Task requirements » Which lines below hold the word "times"? Report each one.

┌────────

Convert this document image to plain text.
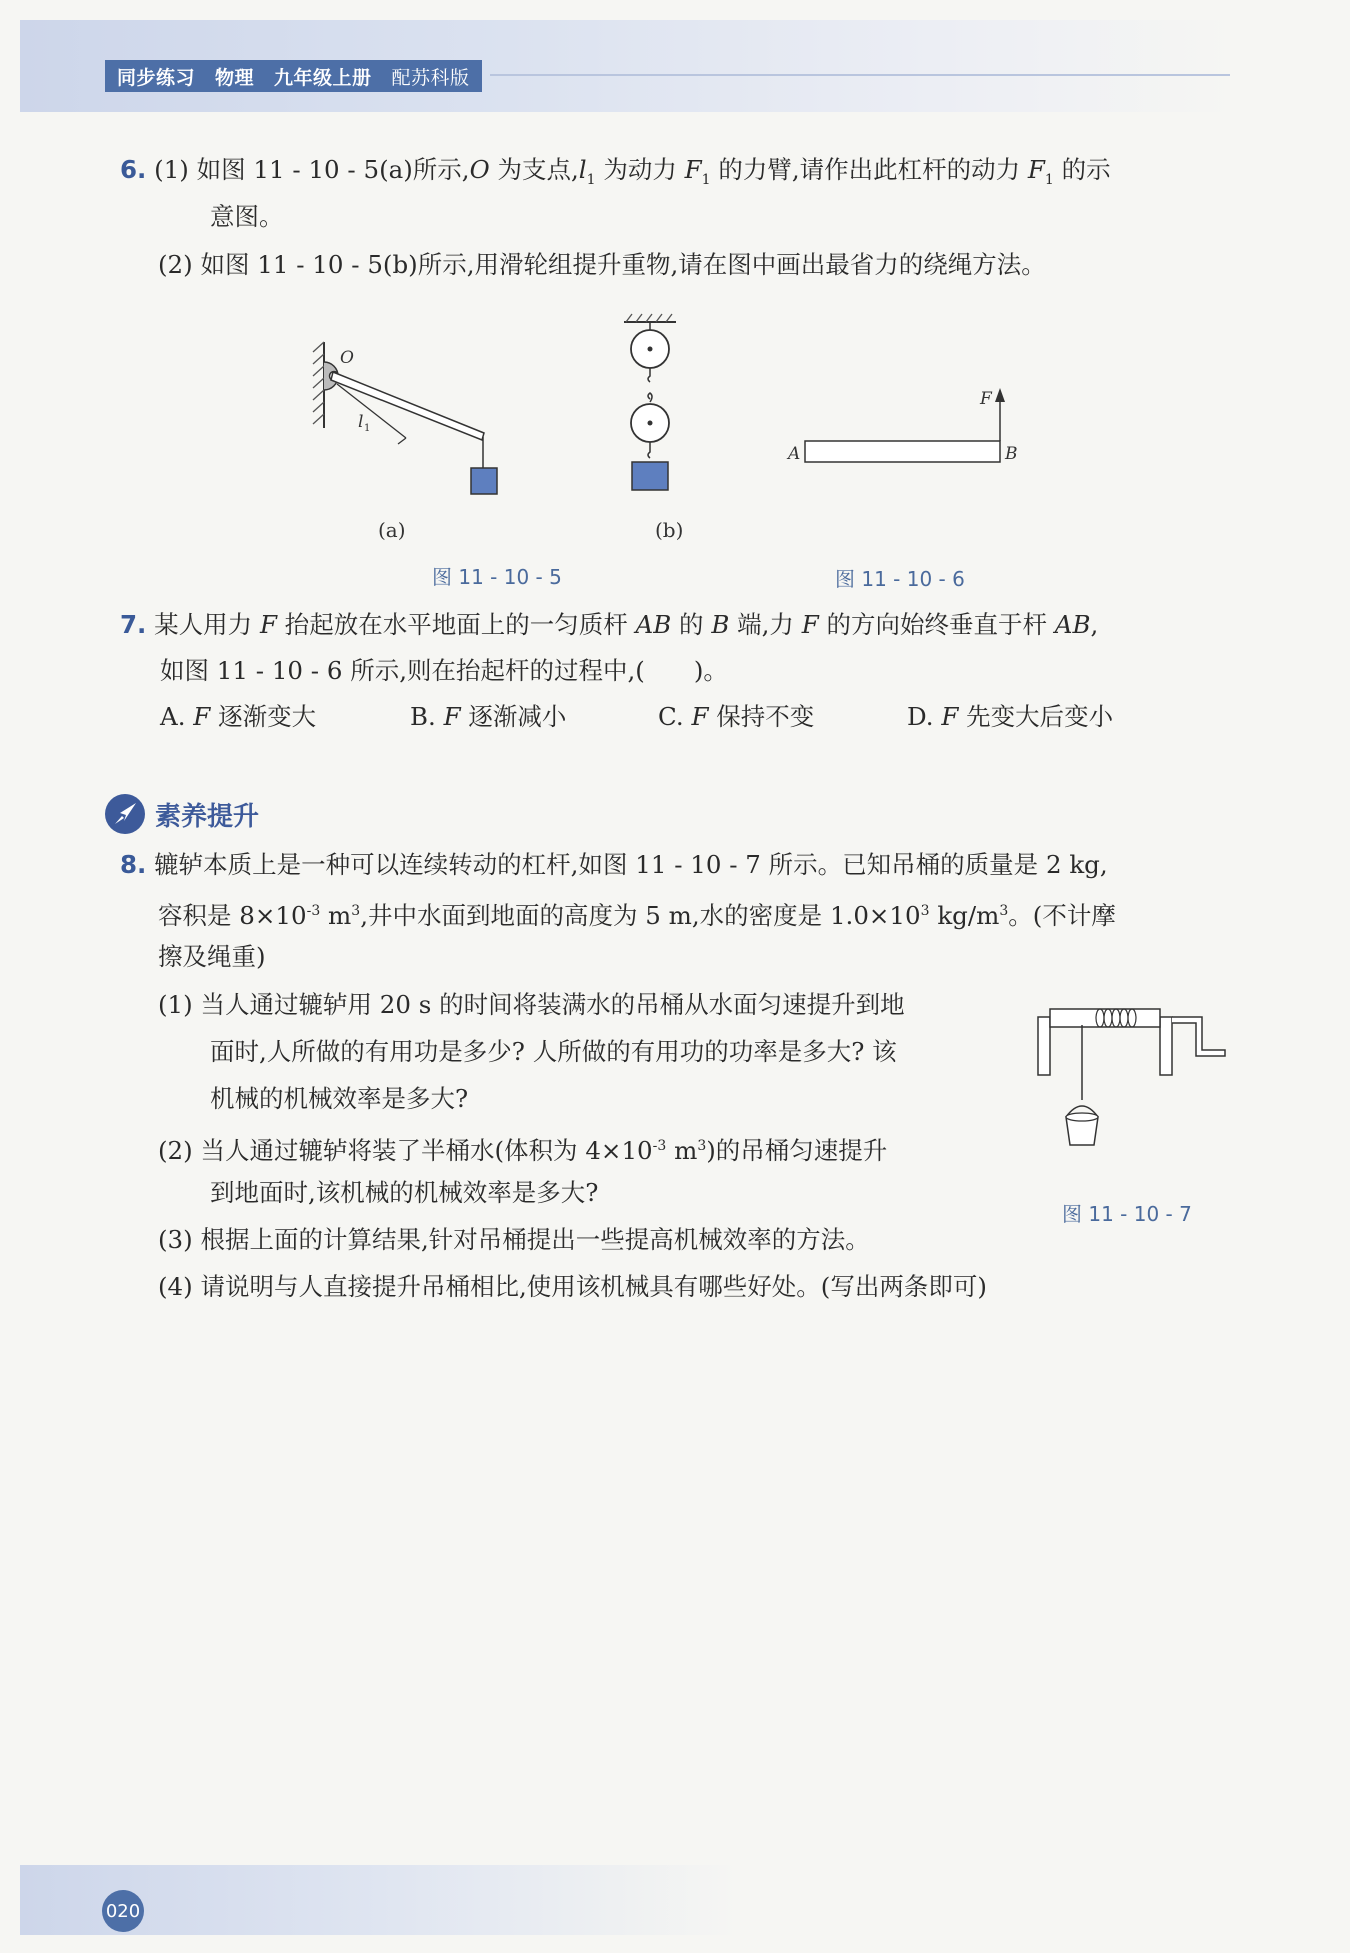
同步练习 物理 九年级上册 配苏科版
6. (1) 如图 11 - 10 - 5(a)所示,O 为支点$,l_1$ 为动力 $F_1$ 的力臂,请作出此杠杆的动力 $F_1$ 的示
意图。
(2) 如图 11 - 10 - 5(b)所示,用滑轮组提升重物,请在图中画出最省力的绕绳方法。
O
l 1
(a)	(b)
图 11 - 10 - 5
F
A	B
图 11 - 10 - 6
7. 某人用力 F 抬起放在水平地面上的一匀质杆 AB 的 B 端,力 F 的方向始终垂直于杆 AB,
如图 11 - 10 - 6 所示,则在抬起杆的过程中,(　　)。
A. F 逐渐变大	B. F 逐渐减小	C. F 保持不变	D. F 先变大后变小
素养提升
8. 辘轳本质上是一种可以连续转动的杠杆,如图 11 - 10 - 7 所示。已知吊桶的质量是 2 kg,
容积是 $8\times 10^{-3}$ $m^3$,井中水面到地面的高度为 5 m,水的密度是 $1.0\times 10^3$ $kg/m^3$。(不计摩
擦及绳重)
(1) 当人通过辘轳用 20 s 的时间将装满水的吊桶从水面匀速提升到地
面时,人所做的有用功是多少? 人所做的有用功的功率是多大? 该
机械的机械效率是多大?
(2) 当人通过辘轳将装了半桶水(体积为 $4\times 10^{-3}$ $m^3$)的吊桶匀速提升
到地面时,该机械的机械效率是多大?
图 11 - 10 - 7
(3) 根据上面的计算结果,针对吊桶提出一些提高机械效率的方法。
(4) 请说明与人直接提升吊桶相比,使用该机械具有哪些好处。(写出两条即可)
020
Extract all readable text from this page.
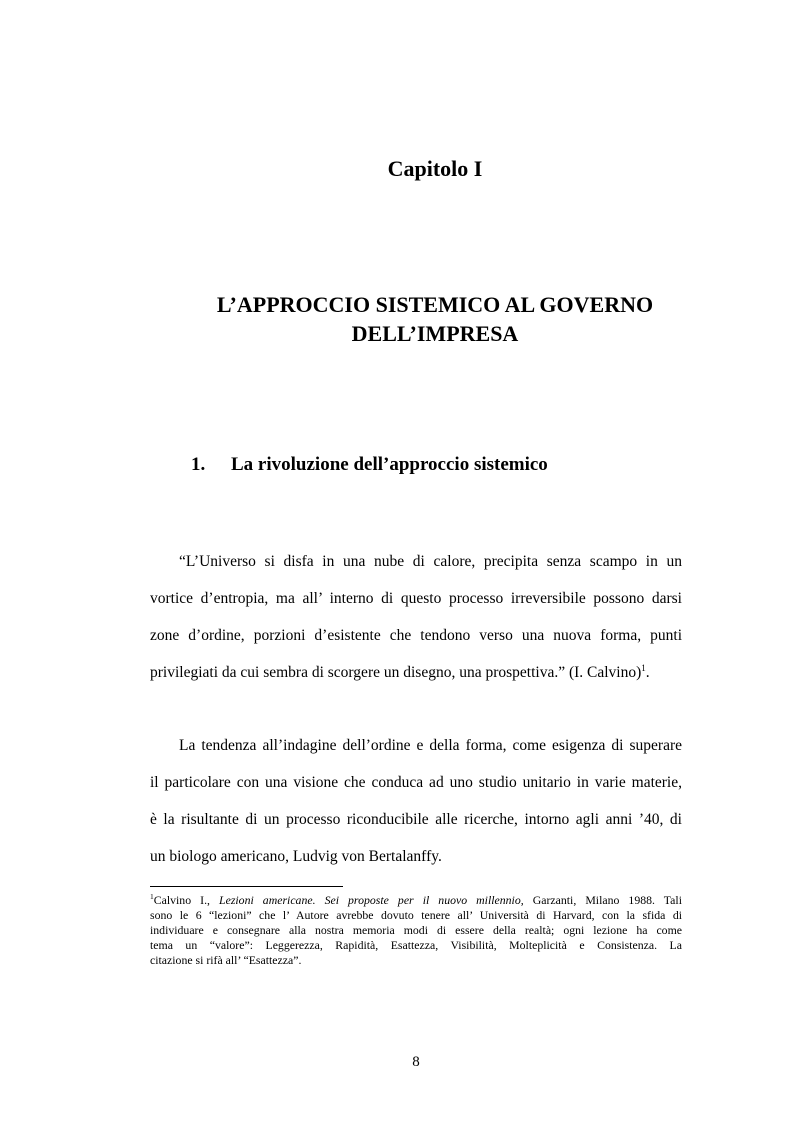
Capitolo I
L’APPROCCIO SISTEMICO AL GOVERNO
DELL’IMPRESA
1. La rivoluzione dell’approccio sistemico
“L’Universo si disfa in una nube di calore, precipita senza scampo in un
vortice d’entropia, ma all’ interno di questo processo irreversibile possono darsi
zone d’ordine, porzioni d’esistente che tendono verso una nuova forma, punti
privilegiati da cui sembra di scorgere un disegno, una prospettiva.” (I. Calvino)$^1$.
La tendenza all’indagine dell’ordine e della forma, come esigenza di superare
il particolare con una visione che conduca ad uno studio unitario in varie materie,
è la risultante di un processo riconducibile alle ricerche, intorno agli anni ’40, di
un biologo americano, Ludvig von Bertalanffy.
$^1$Calvino I., Lezioni americane. Sei proposte per il nuovo millennio, Garzanti, Milano 1988. Tali
sono le 6 “lezioni” che l’ Autore avrebbe dovuto tenere all’ Università di Harvard, con la sfida di
individuare e consegnare alla nostra memoria modi di essere della realtà; ogni lezione ha come
tema un “valore”: Leggerezza, Rapidità, Esattezza, Visibilità, Molteplicità e Consistenza. La
citazione si rifà all’ “Esattezza”.
8
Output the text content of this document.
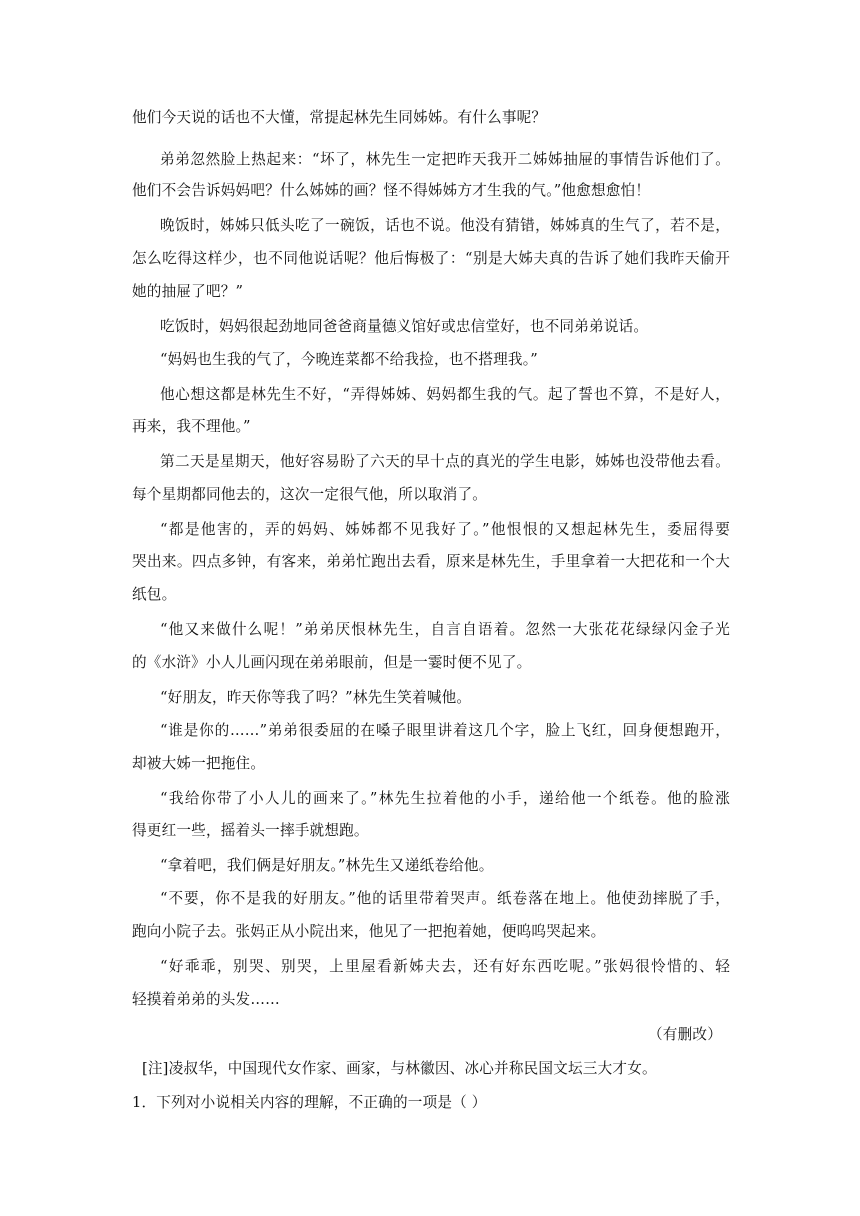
他们今天说的话也不大懂，常提起林先生同姊姊。有什么事呢？
弟弟忽然脸上热起来：“坏了，林先生一定把昨天我开二姊姊抽屉的事情告诉他们了。
他们不会告诉妈妈吧？什么姊姊的画？怪不得姊姊方才生我的气。”他愈想愈怕！
晚饭时，姊姊只低头吃了一碗饭，话也不说。他没有猜错，姊姊真的生气了，若不是，
怎么吃得这样少，也不同他说话呢？他后悔极了：“别是大姊夫真的告诉了她们我昨天偷开
她的抽屉了吧？”
吃饭时，妈妈很起劲地同爸爸商量德义馆好或忠信堂好，也不同弟弟说话。
“妈妈也生我的气了，今晚连菜都不给我捡，也不搭理我。”
他心想这都是林先生不好，“弄得姊姊、妈妈都生我的气。起了誓也不算，不是好人，
再来，我不理他。”
第二天是星期天，他好容易盼了六天的早十点的真光的学生电影，姊姊也没带他去看。
每个星期都同他去的，这次一定很气他，所以取消了。
“都是他害的，弄的妈妈、姊姊都不见我好了。”他恨恨的又想起林先生，委屈得要
哭出来。四点多钟，有客来，弟弟忙跑出去看，原来是林先生，手里拿着一大把花和一个大
纸包。
“他又来做什么呢！”弟弟厌恨林先生，自言自语着。忽然一大张花花绿绿闪金子光
的《水浒》小人儿画闪现在弟弟眼前，但是一霎时便不见了。
“好朋友，昨天你等我了吗？”林先生笑着喊他。
“谁是你的……”弟弟很委屈的在嗓子眼里讲着这几个字，脸上飞红，回身便想跑开，
却被大姊一把拖住。
“我给你带了小人儿的画来了。”林先生拉着他的小手，递给他一个纸卷。他的脸涨
得更红一些，摇着头一摔手就想跑。
“拿着吧，我们俩是好朋友。”林先生又递纸卷给他。
“不要，你不是我的好朋友。”他的话里带着哭声。纸卷落在地上。他使劲摔脱了手，
跑向小院子去。张妈正从小院出来，他见了一把抱着她，便呜呜哭起来。
“好乖乖，别哭、别哭，上里屋看新姊夫去，还有好东西吃呢。”张妈很怜惜的、轻
轻摸着弟弟的头发……
（有删改）
[注]凌叔华，中国现代女作家、画家，与林徽因、冰心并称民国文坛三大才女。
1．下列对小说相关内容的理解，不正确的一项是（ ）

└────────

The reply »
容积是 $8\times 10^{-3}$ $m^3$,井中水面到地面的高度为 5 m,水的密度是 $1.0\times 10^3$ $kg/m^3$。(不计摩
(2) 当人通过辘轳将装了半桶水(体积为 $4\times 10^{-3}$ $m^3$)的吊桶匀速提升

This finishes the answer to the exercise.